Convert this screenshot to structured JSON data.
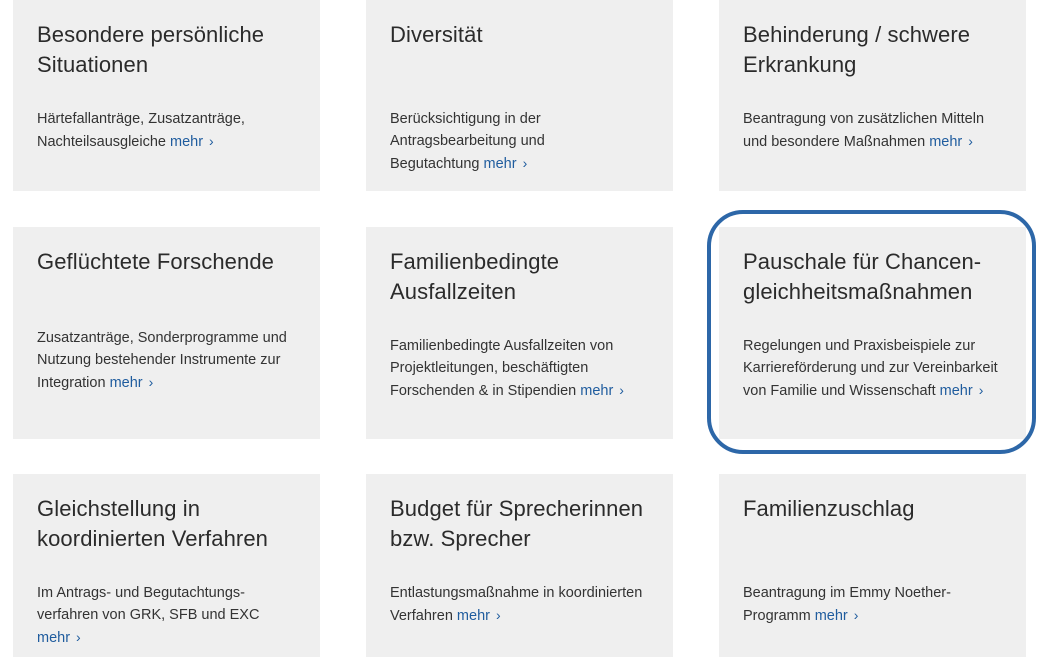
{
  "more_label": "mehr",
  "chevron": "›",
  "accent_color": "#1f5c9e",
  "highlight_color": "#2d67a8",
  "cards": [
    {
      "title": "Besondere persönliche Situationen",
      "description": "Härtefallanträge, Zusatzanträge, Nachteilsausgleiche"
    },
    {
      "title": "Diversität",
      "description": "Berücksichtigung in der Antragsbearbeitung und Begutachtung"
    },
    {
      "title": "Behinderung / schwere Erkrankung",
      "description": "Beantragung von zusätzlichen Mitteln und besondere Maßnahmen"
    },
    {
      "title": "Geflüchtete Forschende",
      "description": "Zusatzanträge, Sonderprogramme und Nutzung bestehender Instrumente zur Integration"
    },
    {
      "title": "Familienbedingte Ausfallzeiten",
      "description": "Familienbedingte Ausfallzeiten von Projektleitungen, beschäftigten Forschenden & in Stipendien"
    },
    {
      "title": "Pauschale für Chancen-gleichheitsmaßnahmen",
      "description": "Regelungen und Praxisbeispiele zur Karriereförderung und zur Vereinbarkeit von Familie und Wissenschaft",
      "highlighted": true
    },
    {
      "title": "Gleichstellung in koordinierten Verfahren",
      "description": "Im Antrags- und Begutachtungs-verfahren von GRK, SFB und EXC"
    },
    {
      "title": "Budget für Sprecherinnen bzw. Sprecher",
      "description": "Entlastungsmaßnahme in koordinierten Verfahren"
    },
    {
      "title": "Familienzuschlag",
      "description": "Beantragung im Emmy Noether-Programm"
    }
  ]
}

* * * * *

__What to do__.
Collect the lines of the data that carry the word "Familienbedingte".

__The completed task__.
      "title": "Familienbedingte Ausfallzeiten",
      "description": "Familienbedingte Ausfallzeiten von Projektleitungen, beschäftigten Forschenden & in Stipendien"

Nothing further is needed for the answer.